■ WHAT YOU ARE ASKED TO DO
Collect all lines below with the string "JSON".

[Dataset items]
┏━━

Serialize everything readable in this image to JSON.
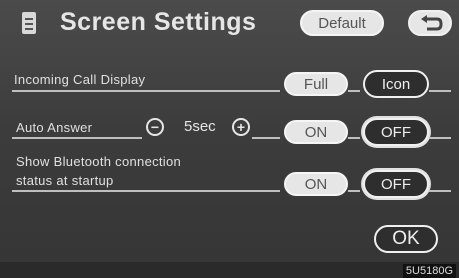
{
  "header": {
    "title": "Screen Settings",
    "default_label": "Default",
    "icon": "phone-settings-icon",
    "back_icon": "return-arrow-icon"
  },
  "rows": [
    {
      "label": "Incoming Call Display",
      "options": [
        "Full",
        "Icon"
      ],
      "selected": "Full"
    },
    {
      "label": "Auto Answer",
      "value": "5sec",
      "minus": "−",
      "plus": "+",
      "options": [
        "ON",
        "OFF"
      ],
      "selected": "OFF"
    },
    {
      "label_line1": "Show Bluetooth connection",
      "label_line2": "status at startup",
      "options": [
        "ON",
        "OFF"
      ],
      "selected": "OFF"
    }
  ],
  "footer": {
    "ok_label": "OK",
    "code": "5U5180G"
  },
  "colors": {
    "background": "#3c3c3c",
    "button_light": "#e6e6e6",
    "button_dark": "#2e2e2e",
    "text": "#e0e0e0"
  }
}
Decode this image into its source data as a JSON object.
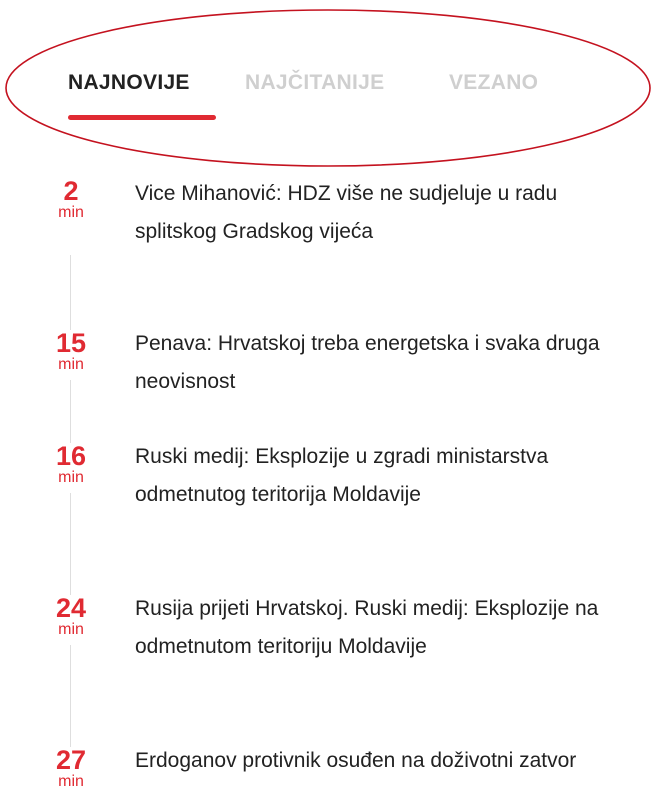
{
  "tabs": [
    {
      "label": "NAJNOVIJE",
      "active": true
    },
    {
      "label": "NAJČITANIJE",
      "active": false
    },
    {
      "label": "VEZANO",
      "active": false
    }
  ],
  "colors": {
    "accent": "#e02a32",
    "active_tab": "#222222",
    "inactive_tab": "#cfcfcf",
    "headline": "#222222",
    "timeline": "#dedede"
  },
  "news": [
    {
      "time": "2",
      "unit": "min",
      "title": "Vice Mihanović: HDZ više ne sudjeluje u radu splitskog Gradskog vijeća"
    },
    {
      "time": "15",
      "unit": "min",
      "title": "Penava: Hrvatskoj treba energetska i svaka druga neovisnost"
    },
    {
      "time": "16",
      "unit": "min",
      "title": "Ruski medij: Eksplozije u zgradi ministarstva odmetnutog teritorija Moldavije"
    },
    {
      "time": "24",
      "unit": "min",
      "title": "Rusija prijeti Hrvatskoj. Ruski medij: Eksplozije na odmetnutom teritoriju Moldavije"
    },
    {
      "time": "27",
      "unit": "min",
      "title": "Erdoganov protivnik osuđen na doživotni zatvor"
    }
  ]
}
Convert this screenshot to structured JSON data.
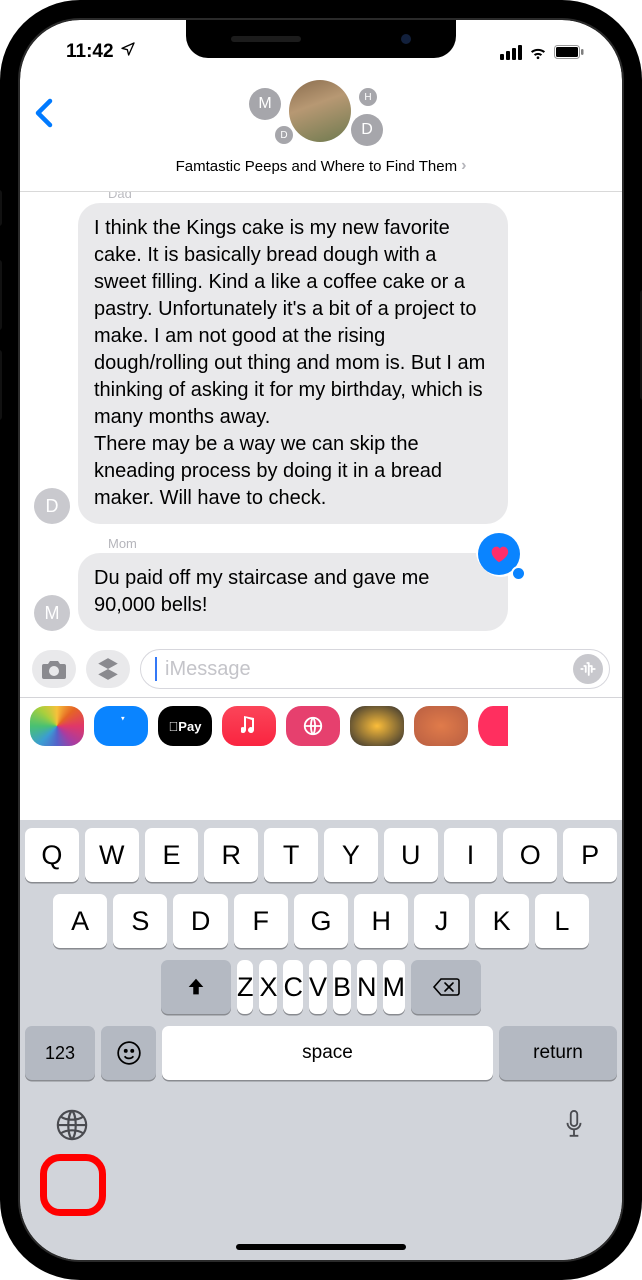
{
  "statusbar": {
    "time": "11:42"
  },
  "header": {
    "group_title": "Famtastic Peeps and Where to Find Them",
    "avatars": {
      "m": "M",
      "h": "H",
      "d_small": "D",
      "d": "D"
    }
  },
  "messages": {
    "dad": {
      "sender": "Dad",
      "avatar": "D",
      "text": "I think the Kings cake is my new favorite cake. It is basically bread dough with a sweet filling. Kind a like a coffee cake or a pastry. Unfortunately it's a bit of a project to make. I am not good at the rising dough/rolling out thing and mom is. But I am thinking of asking it for my birthday, which is many months away.\nThere may be a way we can skip the kneading process by doing it in a bread maker. Will have to check."
    },
    "mom": {
      "sender": "Mom",
      "avatar": "M",
      "text": "Du paid off my staircase and gave me 90,000 bells!"
    }
  },
  "compose": {
    "placeholder": "iMessage"
  },
  "app_strip": {
    "pay_label": "Pay"
  },
  "keyboard": {
    "row1": [
      "Q",
      "W",
      "E",
      "R",
      "T",
      "Y",
      "U",
      "I",
      "O",
      "P"
    ],
    "row2": [
      "A",
      "S",
      "D",
      "F",
      "G",
      "H",
      "J",
      "K",
      "L"
    ],
    "row3": [
      "Z",
      "X",
      "C",
      "V",
      "B",
      "N",
      "M"
    ],
    "num_key": "123",
    "space_key": "space",
    "return_key": "return"
  }
}
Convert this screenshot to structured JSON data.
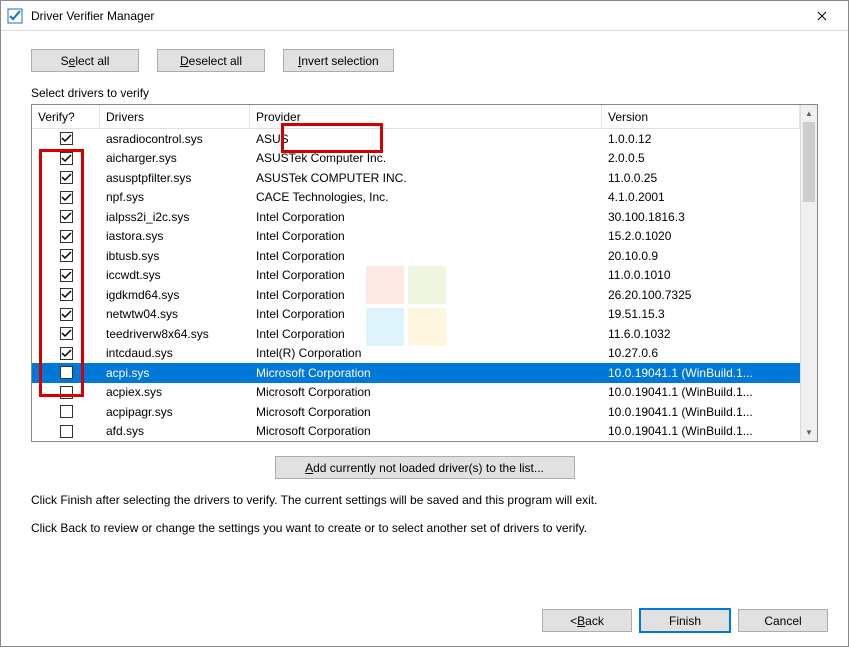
{
  "title": "Driver Verifier Manager",
  "buttons": {
    "select_all_pre": "S",
    "select_all_u": "e",
    "select_all_post": "lect all",
    "deselect_all_pre": "",
    "deselect_all_u": "D",
    "deselect_all_post": "eselect all",
    "invert_pre": "",
    "invert_u": "I",
    "invert_post": "nvert selection"
  },
  "label_select": "Select drivers to verify",
  "cols": {
    "verify": "Verify?",
    "drivers": "Drivers",
    "provider": "Provider",
    "version": "Version"
  },
  "rows": [
    {
      "chk": true,
      "driver": "asradiocontrol.sys",
      "provider": "ASUS",
      "version": "1.0.0.12",
      "sel": false
    },
    {
      "chk": true,
      "driver": "aicharger.sys",
      "provider": "ASUSTek Computer Inc.",
      "version": "2.0.0.5",
      "sel": false
    },
    {
      "chk": true,
      "driver": "asusptpfilter.sys",
      "provider": "ASUSTek COMPUTER INC.",
      "version": "11.0.0.25",
      "sel": false
    },
    {
      "chk": true,
      "driver": "npf.sys",
      "provider": "CACE Technologies, Inc.",
      "version": "4.1.0.2001",
      "sel": false
    },
    {
      "chk": true,
      "driver": "ialpss2i_i2c.sys",
      "provider": "Intel Corporation",
      "version": "30.100.1816.3",
      "sel": false
    },
    {
      "chk": true,
      "driver": "iastora.sys",
      "provider": "Intel Corporation",
      "version": "15.2.0.1020",
      "sel": false
    },
    {
      "chk": true,
      "driver": "ibtusb.sys",
      "provider": "Intel Corporation",
      "version": "20.10.0.9",
      "sel": false
    },
    {
      "chk": true,
      "driver": "iccwdt.sys",
      "provider": "Intel Corporation",
      "version": "11.0.0.1010",
      "sel": false
    },
    {
      "chk": true,
      "driver": "igdkmd64.sys",
      "provider": "Intel Corporation",
      "version": "26.20.100.7325",
      "sel": false
    },
    {
      "chk": true,
      "driver": "netwtw04.sys",
      "provider": "Intel Corporation",
      "version": "19.51.15.3",
      "sel": false
    },
    {
      "chk": true,
      "driver": "teedriverw8x64.sys",
      "provider": "Intel Corporation",
      "version": "11.6.0.1032",
      "sel": false
    },
    {
      "chk": true,
      "driver": "intcdaud.sys",
      "provider": "Intel(R) Corporation",
      "version": "10.27.0.6",
      "sel": false
    },
    {
      "chk": false,
      "driver": "acpi.sys",
      "provider": "Microsoft Corporation",
      "version": "10.0.19041.1 (WinBuild.1...",
      "sel": true
    },
    {
      "chk": false,
      "driver": "acpiex.sys",
      "provider": "Microsoft Corporation",
      "version": "10.0.19041.1 (WinBuild.1...",
      "sel": false
    },
    {
      "chk": false,
      "driver": "acpipagr.sys",
      "provider": "Microsoft Corporation",
      "version": "10.0.19041.1 (WinBuild.1...",
      "sel": false
    },
    {
      "chk": false,
      "driver": "afd.sys",
      "provider": "Microsoft Corporation",
      "version": "10.0.19041.1 (WinBuild.1...",
      "sel": false
    }
  ],
  "add_button_pre": "",
  "add_button_u": "A",
  "add_button_post": "dd currently not loaded driver(s) to the list...",
  "help1": "Click Finish after selecting the drivers to verify. The current settings will be saved and this program will exit.",
  "help2": "Click Back to review or change the settings you want to create or to select another set of drivers to verify.",
  "footer": {
    "back_pre": "< ",
    "back_u": "B",
    "back_post": "ack",
    "finish": "Finish",
    "cancel": "Cancel"
  }
}
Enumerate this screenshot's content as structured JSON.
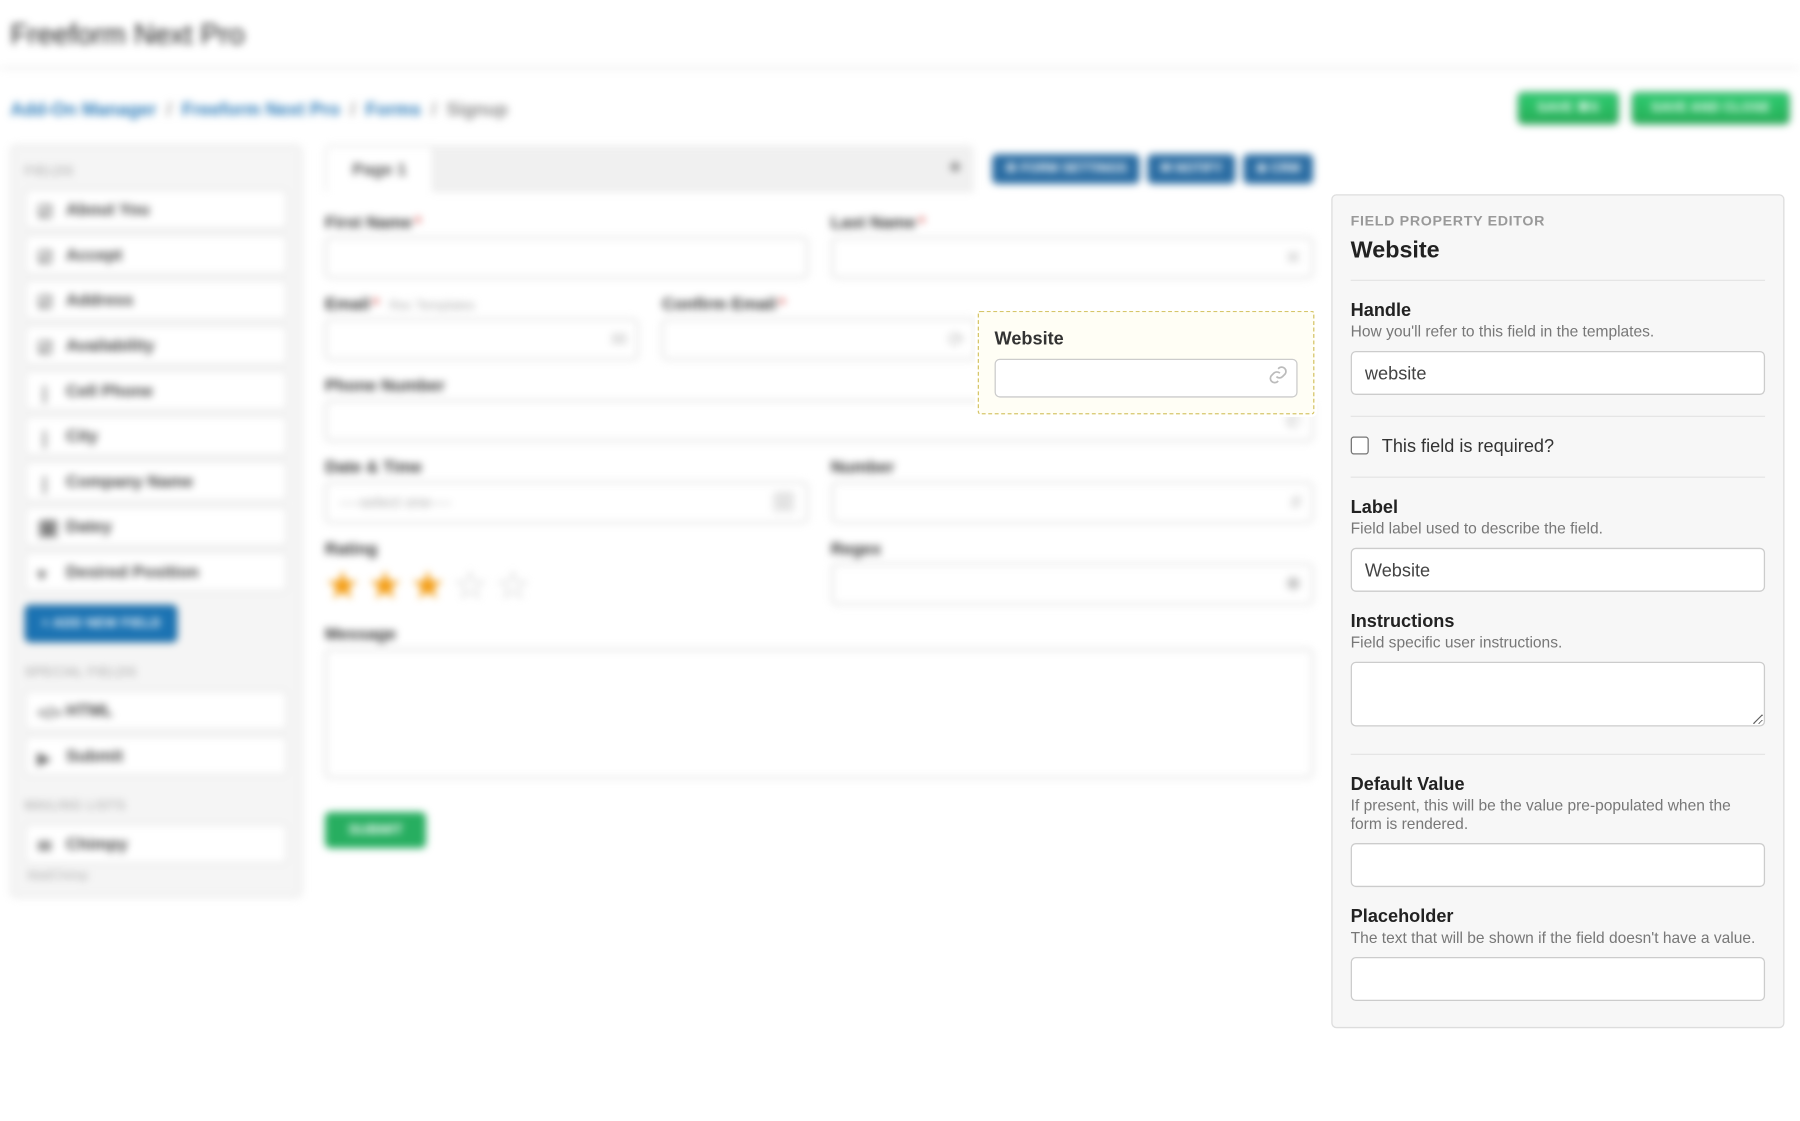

┗━━

■ RESULT OF THE EXERCISE
Serialize everything readable in this image to JSON.
Decode this image into its source data as a JSON object.
Convert this screenshot to structured JSON data.
Convert this screenshot to structured JSON data.
Enumerate this screenshot's content as structured JSON.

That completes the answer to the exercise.